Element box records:
########

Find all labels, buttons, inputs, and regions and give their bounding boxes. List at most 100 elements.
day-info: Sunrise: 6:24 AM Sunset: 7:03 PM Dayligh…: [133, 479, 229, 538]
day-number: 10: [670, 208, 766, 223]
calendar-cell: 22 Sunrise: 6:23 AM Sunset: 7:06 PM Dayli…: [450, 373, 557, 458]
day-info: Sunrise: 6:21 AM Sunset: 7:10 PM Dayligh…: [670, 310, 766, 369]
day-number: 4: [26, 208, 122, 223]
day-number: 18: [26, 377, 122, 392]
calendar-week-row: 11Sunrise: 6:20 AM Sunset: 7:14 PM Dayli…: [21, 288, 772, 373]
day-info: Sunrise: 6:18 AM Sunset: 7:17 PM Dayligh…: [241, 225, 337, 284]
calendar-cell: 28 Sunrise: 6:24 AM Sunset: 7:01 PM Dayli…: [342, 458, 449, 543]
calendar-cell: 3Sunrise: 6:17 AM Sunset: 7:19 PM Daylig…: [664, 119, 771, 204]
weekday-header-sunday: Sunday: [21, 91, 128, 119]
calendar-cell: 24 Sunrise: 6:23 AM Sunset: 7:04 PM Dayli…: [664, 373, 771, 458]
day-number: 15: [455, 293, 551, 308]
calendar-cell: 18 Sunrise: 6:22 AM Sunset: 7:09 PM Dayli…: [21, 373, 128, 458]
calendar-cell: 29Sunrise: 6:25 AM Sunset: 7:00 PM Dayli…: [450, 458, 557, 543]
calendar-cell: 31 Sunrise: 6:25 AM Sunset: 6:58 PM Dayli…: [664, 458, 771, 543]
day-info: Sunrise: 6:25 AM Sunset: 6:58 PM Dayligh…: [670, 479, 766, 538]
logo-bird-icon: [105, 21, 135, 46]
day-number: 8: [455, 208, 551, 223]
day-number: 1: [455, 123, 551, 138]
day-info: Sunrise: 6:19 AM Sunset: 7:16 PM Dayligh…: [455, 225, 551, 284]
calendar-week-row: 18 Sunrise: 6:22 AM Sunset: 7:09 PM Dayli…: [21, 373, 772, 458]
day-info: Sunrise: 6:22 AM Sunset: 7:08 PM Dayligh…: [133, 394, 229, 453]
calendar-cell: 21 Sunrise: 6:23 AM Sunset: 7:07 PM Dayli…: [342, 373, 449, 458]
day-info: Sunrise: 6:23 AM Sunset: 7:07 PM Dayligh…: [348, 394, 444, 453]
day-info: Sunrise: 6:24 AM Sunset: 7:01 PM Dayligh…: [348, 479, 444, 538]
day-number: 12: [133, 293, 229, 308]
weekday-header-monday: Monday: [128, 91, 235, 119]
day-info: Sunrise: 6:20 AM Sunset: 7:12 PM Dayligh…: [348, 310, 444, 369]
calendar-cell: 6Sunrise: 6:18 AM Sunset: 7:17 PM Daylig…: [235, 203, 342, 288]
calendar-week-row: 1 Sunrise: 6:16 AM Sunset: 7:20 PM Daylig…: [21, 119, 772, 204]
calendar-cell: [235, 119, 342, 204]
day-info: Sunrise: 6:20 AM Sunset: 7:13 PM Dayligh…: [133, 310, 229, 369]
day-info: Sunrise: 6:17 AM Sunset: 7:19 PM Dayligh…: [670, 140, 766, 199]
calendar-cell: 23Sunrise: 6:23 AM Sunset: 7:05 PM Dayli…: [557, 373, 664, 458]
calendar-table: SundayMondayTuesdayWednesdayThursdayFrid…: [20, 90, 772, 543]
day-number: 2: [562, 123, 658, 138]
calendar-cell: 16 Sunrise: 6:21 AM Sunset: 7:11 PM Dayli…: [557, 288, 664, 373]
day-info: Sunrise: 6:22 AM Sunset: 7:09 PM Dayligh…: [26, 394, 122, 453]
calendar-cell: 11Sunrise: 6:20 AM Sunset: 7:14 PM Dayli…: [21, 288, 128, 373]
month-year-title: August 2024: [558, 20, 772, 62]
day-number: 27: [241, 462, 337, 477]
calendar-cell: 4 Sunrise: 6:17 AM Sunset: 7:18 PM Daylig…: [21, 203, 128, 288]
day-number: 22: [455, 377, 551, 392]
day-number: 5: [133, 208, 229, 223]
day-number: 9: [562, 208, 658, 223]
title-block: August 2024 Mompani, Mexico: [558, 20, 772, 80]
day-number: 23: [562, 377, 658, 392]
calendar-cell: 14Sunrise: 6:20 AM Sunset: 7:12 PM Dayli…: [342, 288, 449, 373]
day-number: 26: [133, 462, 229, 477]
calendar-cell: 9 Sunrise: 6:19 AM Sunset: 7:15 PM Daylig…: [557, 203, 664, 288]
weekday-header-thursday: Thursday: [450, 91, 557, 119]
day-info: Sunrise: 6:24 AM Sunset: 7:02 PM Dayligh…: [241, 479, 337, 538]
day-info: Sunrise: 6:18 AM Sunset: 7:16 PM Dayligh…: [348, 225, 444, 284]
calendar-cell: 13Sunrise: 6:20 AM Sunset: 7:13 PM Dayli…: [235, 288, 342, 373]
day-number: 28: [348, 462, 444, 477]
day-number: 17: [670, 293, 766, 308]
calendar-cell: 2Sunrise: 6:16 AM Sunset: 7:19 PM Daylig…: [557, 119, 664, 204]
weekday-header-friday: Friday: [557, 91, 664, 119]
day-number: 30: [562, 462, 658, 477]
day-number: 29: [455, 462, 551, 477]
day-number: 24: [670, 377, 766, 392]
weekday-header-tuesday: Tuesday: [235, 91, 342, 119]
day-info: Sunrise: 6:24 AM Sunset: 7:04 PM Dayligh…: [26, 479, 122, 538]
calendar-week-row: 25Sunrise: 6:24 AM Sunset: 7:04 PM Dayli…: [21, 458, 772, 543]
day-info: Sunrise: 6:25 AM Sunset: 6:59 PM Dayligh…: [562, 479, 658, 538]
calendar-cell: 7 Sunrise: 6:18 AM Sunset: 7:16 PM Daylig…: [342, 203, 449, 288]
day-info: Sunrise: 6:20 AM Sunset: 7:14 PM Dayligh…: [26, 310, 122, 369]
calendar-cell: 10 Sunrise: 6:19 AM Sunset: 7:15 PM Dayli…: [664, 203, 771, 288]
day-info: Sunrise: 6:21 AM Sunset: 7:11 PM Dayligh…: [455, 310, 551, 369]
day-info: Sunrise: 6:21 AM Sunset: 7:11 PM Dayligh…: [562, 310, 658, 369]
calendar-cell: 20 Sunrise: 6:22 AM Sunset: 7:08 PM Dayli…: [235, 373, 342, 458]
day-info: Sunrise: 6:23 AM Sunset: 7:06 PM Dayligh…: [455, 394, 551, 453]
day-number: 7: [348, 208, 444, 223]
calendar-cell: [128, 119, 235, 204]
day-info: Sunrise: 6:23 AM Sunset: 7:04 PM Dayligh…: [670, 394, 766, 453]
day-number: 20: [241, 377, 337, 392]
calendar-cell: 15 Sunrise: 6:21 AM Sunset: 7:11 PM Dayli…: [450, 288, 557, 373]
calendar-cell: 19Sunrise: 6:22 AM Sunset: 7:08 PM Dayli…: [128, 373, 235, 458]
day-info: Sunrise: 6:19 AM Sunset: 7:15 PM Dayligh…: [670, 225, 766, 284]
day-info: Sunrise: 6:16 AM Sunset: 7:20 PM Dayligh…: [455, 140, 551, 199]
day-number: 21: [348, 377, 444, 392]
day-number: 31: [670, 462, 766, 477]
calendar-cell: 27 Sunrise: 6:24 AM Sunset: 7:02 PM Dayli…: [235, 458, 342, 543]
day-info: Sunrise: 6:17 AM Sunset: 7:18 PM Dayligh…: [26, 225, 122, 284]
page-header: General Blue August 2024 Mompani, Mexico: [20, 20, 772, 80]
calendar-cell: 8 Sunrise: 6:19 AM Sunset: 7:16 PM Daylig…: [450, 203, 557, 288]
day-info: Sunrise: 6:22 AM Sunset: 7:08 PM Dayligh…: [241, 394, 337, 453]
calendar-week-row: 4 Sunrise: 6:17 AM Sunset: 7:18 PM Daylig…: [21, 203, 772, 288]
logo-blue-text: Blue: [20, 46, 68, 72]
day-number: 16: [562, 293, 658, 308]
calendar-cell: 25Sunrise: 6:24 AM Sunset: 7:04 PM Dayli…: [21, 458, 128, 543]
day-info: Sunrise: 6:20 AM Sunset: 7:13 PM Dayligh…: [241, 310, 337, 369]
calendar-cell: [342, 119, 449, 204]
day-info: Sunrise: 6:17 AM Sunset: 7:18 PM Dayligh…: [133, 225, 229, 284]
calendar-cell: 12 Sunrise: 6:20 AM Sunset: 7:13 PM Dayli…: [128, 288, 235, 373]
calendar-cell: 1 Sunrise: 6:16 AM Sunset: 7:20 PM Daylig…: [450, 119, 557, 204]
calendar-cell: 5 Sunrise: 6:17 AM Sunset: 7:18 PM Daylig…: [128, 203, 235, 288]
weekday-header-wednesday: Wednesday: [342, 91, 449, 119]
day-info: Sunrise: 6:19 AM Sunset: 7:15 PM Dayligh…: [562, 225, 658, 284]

########

» TASK DIRECTIONS:
Reproduce verbatim the lines of the material above, from its first line through the line containing "calendar-week-row: 11Sunrise: 6:20", both included.

» TASK RESULT:
Find all labels, buttons, inputs, and regions and give their bounding boxes. List at most 100 elements.
day-info: Sunrise: 6:24 AM Sunset: 7:03 PM Dayligh…: [133, 479, 229, 538]
day-number: 10: [670, 208, 766, 223]
calendar-cell: 22 Sunrise: 6:23 AM Sunset: 7:06 PM Dayli…: [450, 373, 557, 458]
day-info: Sunrise: 6:21 AM Sunset: 7:10 PM Dayligh…: [670, 310, 766, 369]
day-number: 4: [26, 208, 122, 223]
day-number: 18: [26, 377, 122, 392]
calendar-week-row: 11Sunrise: 6:20 AM Sunset: 7:14 PM Dayli…: [21, 288, 772, 373]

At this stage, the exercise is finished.